**EXERCISE INSTRUCTIONS**:
Give the lines of all the records below as a JSON list of strings, one string per line, with blank lines left out. Leave the pictures out of the answer.

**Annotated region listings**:
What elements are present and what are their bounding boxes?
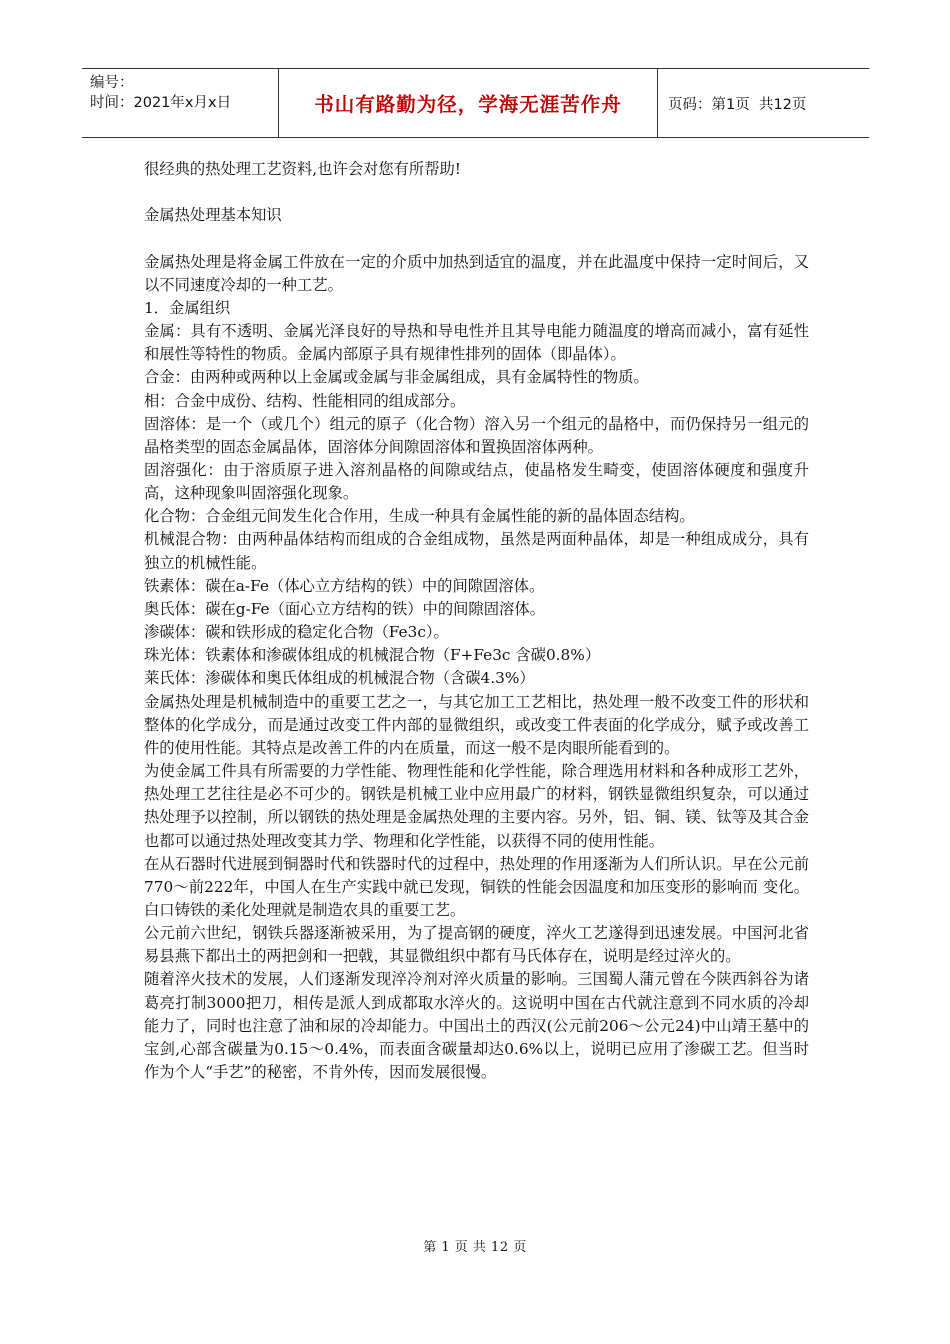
document-body [144, 158, 809, 1084]
paragraph: 金属：具有不透明、金属光泽良好的导热和导电性并且其导电能力随温度的增高而减小，富有延性和展性等特性的物质。金属内部原子具有规律性排列的固体（即晶体）。 [144, 322, 809, 364]
section-heading: 1．金属组织 [144, 298, 231, 317]
document-number-label: 编号： [90, 75, 134, 91]
paragraph: 固溶强化：由于溶质原子进入溶剂晶格的间隙或结点，使晶格发生畸变，使固溶体硬度和强度升高，这种现象叫固溶强化现象。 [144, 461, 809, 503]
paragraph: 随着淬火技术的发展，人们逐渐发现淬冷剂对淬火质量的影响。三国蜀人蒲元曾在今陕西斜谷为诸葛亮打制3000把刀，相传是派人到成都取水淬火的。这说明中国在古代就注意到不同水质的冷却能力了，同时也注意了油和尿的冷却能力。中国出土的西汉(公元前206～公元24)中山靖王墓中的宝剑,心部含碳量为0.15～0.4%，而表面含碳量却达0.6%以上，说明已应用了渗碳工艺。但当时作为个人“手艺”的秘密，不肯外传，因而发展很慢。 [144, 970, 809, 1082]
paragraph: 渗碳体：碳和铁形成的稳定化合物（Fe3c）。 [144, 623, 449, 642]
paragraph: 珠光体：铁素体和渗碳体组成的机械混合物（F+Fe3c 含碳0.8%） [144, 646, 601, 665]
header-table [82, 68, 869, 138]
paragraph: 化合物：合金组元间发生化合作用，生成一种具有金属性能的新的晶体固态结构。 [144, 507, 695, 526]
paragraph: 在从石器时代进展到铜器时代和铁器时代的过程中，热处理的作用逐渐为人们所认识。早在公元前770～前222年，中国人在生产实践中就已发现，铜铁的性能会因温度和加压变形的影响而 变化。白口铸铁的柔化处理就是制造农具的重要工艺。 [144, 854, 809, 919]
paragraph: 奥氏体：碳在g-Fe（面心立方结构的铁）中的间隙固溶体。 [144, 599, 545, 618]
paragraph: 铁素体：碳在a-Fe（体心立方结构的铁）中的间隙固溶体。 [144, 576, 545, 595]
document-date: 时间：2021年x月x日 [90, 95, 232, 111]
header-page-info [658, 69, 869, 137]
header-motto: 书山有路勤为径，学海无涯苦作舟 [278, 69, 658, 137]
paragraph: 机械混合物：由两种晶体结构而组成的合金组成物，虽然是两面种晶体，却是一种组成成分，具有独立的机械性能。 [144, 530, 809, 572]
paragraph: 为使金属工件具有所需要的力学性能、物理性能和化学性能，除合理选用材料和各种成形工艺外，热处理工艺往往是必不可少的。钢铁是机械工业中应用最广的材料，钢铁显微组织复杂，可以通过热处理予以控制，所以钢铁的热处理是金属热处理的主要内容。另外，铝、铜、镁、钛等及其合金也都可以通过热处理改变其力学、物理和化学性能，以获得不同的使用性能。 [144, 762, 809, 850]
paragraph: 固溶体：是一个（或几个）组元的原子（化合物）溶入另一个组元的晶格中，而仍保持另一组元的晶格类型的固态金属晶体，固溶体分间隙固溶体和置换固溶体两种。 [144, 414, 809, 456]
intro-line: 很经典的热处理工艺资料,也许会对您有所帮助! [144, 160, 461, 178]
footer-page-number: 第 1 页 共 12 页 [423, 1240, 527, 1255]
document-title: 金属热处理基本知识 [144, 206, 282, 225]
paragraph: 金属热处理是机械制造中的重要工艺之一，与其它加工工艺相比，热处理一般不改变工件的形状和整体的化学成分，而是通过改变工件内部的显微组织，或改变工件表面的化学成分，赋予或改善工件的使用性能。其特点是改善工件的内在质量，而这一般不是肉眼所能看到的。 [144, 692, 809, 757]
paragraph: 公元前六世纪，钢铁兵器逐渐被采用，为了提高钢的硬度，淬火工艺遂得到迅速发展。中国河北省易县燕下都出土的两把剑和一把戟，其显微组织中都有马氏体存在，说明是经过淬火的。 [144, 924, 809, 966]
page-footer [0, 1236, 950, 1255]
paragraph: 莱氏体：渗碳体和奥氏体组成的机械混合物（含碳4.3%） [144, 669, 535, 688]
paragraph: 相：合金中成份、结构、性能相同的组成部分。 [144, 391, 466, 410]
page-info-text: 页码：第1页 共12页 [668, 96, 807, 113]
paragraph: 金属热处理是将金属工件放在一定的介质中加热到适宜的温度，并在此温度中保持一定时间后，又以不同速度冷却的一种工艺。 [144, 252, 809, 294]
paragraph: 合金：由两种或两种以上金属或金属与非金属组成，具有金属特性的物质。 [144, 368, 649, 387]
header-meta [82, 69, 278, 137]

**EXERCISE RESULT**:
[
  "What elements are present and what are their bounding boxes?",
  "document-body [144, 158, 809, 1084]",
  "paragraph: 金属：具有不透明、金属光泽良好的导热和导电性并且其导电能力随温度的增高而减小，富有延性和展性等特性的物质。金属内部原子具有规律性排列的固体（即晶体）。 [144, 322, 809, 364]",
  "section-heading: 1．金属组织 [144, 298, 231, 317]",
  "document-number-label: 编号： [90, 75, 134, 91]",
  "paragraph: 固溶强化：由于溶质原子进入溶剂晶格的间隙或结点，使晶格发生畸变，使固溶体硬度和强度升高，这种现象叫固溶强化现象。 [144, 461, 809, 503]",
  "paragraph: 随着淬火技术的发展，人们逐渐发现淬冷剂对淬火质量的影响。三国蜀人蒲元曾在今陕西斜谷为诸葛亮打制3000把刀，相传是派人到成都取水淬火的。这说明中国在古代就注意到不同水质的冷却能力了，同时也注意了油和尿的冷却能力。中国出土的西汉(公元前206～公元24)中山靖王墓中的宝剑,心部含碳量为0.15～0.4%，而表面含碳量却达0.6%以上，说明已应用了渗碳工艺。但当时作为个人“手艺”的秘密，不肯外传，因而发展很慢。 [144, 970, 809, 1082]",
  "paragraph: 渗碳体：碳和铁形成的稳定化合物（Fe3c）。 [144, 623, 449, 642]",
  "paragraph: 珠光体：铁素体和渗碳体组成的机械混合物（F+Fe3c 含碳0.8%） [144, 646, 601, 665]",
  "header-table [82, 68, 869, 138]",
  "paragraph: 化合物：合金组元间发生化合作用，生成一种具有金属性能的新的晶体固态结构。 [144, 507, 695, 526]",
  "paragraph: 在从石器时代进展到铜器时代和铁器时代的过程中，热处理的作用逐渐为人们所认识。早在公元前770～前222年，中国人在生产实践中就已发现，铜铁的性能会因温度和加压变形的影响而 变化。白口铸铁的柔化处理就是制造农具的重要工艺。 [144, 854, 809, 919]",
  "paragraph: 奥氏体：碳在g-Fe（面心立方结构的铁）中的间隙固溶体。 [144, 599, 545, 618]",
  "paragraph: 铁素体：碳在a-Fe（体心立方结构的铁）中的间隙固溶体。 [144, 576, 545, 595]",
  "document-date: 时间：2021年x月x日 [90, 95, 232, 111]",
  "header-page-info [658, 69, 869, 137]",
  "header-motto: 书山有路勤为径，学海无涯苦作舟 [278, 69, 658, 137]",
  "paragraph: 机械混合物：由两种晶体结构而组成的合金组成物，虽然是两面种晶体，却是一种组成成分，具有独立的机械性能。 [144, 530, 809, 572]",
  "paragraph: 为使金属工件具有所需要的力学性能、物理性能和化学性能，除合理选用材料和各种成形工艺外，热处理工艺往往是必不可少的。钢铁是机械工业中应用最广的材料，钢铁显微组织复杂，可以通过热处理予以控制，所以钢铁的热处理是金属热处理的主要内容。另外，铝、铜、镁、钛等及其合金也都可以通过热处理改变其力学、物理和化学性能，以获得不同的使用性能。 [144, 762, 809, 850]",
  "paragraph: 固溶体：是一个（或几个）组元的原子（化合物）溶入另一个组元的晶格中，而仍保持另一组元的晶格类型的固态金属晶体，固溶体分间隙固溶体和置换固溶体两种。 [144, 414, 809, 456]",
  "intro-line: 很经典的热处理工艺资料,也许会对您有所帮助! [144, 160, 461, 178]",
  "footer-page-number: 第 1 页 共 12 页 [423, 1240, 527, 1255]",
  "document-title: 金属热处理基本知识 [144, 206, 282, 225]",
  "paragraph: 金属热处理是机械制造中的重要工艺之一，与其它加工工艺相比，热处理一般不改变工件的形状和整体的化学成分，而是通过改变工件内部的显微组织，或改变工件表面的化学成分，赋予或改善工件的使用性能。其特点是改善工件的内在质量，而这一般不是肉眼所能看到的。 [144, 692, 809, 757]",
  "paragraph: 公元前六世纪，钢铁兵器逐渐被采用，为了提高钢的硬度，淬火工艺遂得到迅速发展。中国河北省易县燕下都出土的两把剑和一把戟，其显微组织中都有马氏体存在，说明是经过淬火的。 [144, 924, 809, 966]",
  "page-footer [0, 1236, 950, 1255]",
  "paragraph: 莱氏体：渗碳体和奥氏体组成的机械混合物（含碳4.3%） [144, 669, 535, 688]",
  "paragraph: 相：合金中成份、结构、性能相同的组成部分。 [144, 391, 466, 410]",
  "page-info-text: 页码：第1页 共12页 [668, 96, 807, 113]",
  "paragraph: 金属热处理是将金属工件放在一定的介质中加热到适宜的温度，并在此温度中保持一定时间后，又以不同速度冷却的一种工艺。 [144, 252, 809, 294]",
  "paragraph: 合金：由两种或两种以上金属或金属与非金属组成，具有金属特性的物质。 [144, 368, 649, 387]",
  "header-meta [82, 69, 278, 137]"
]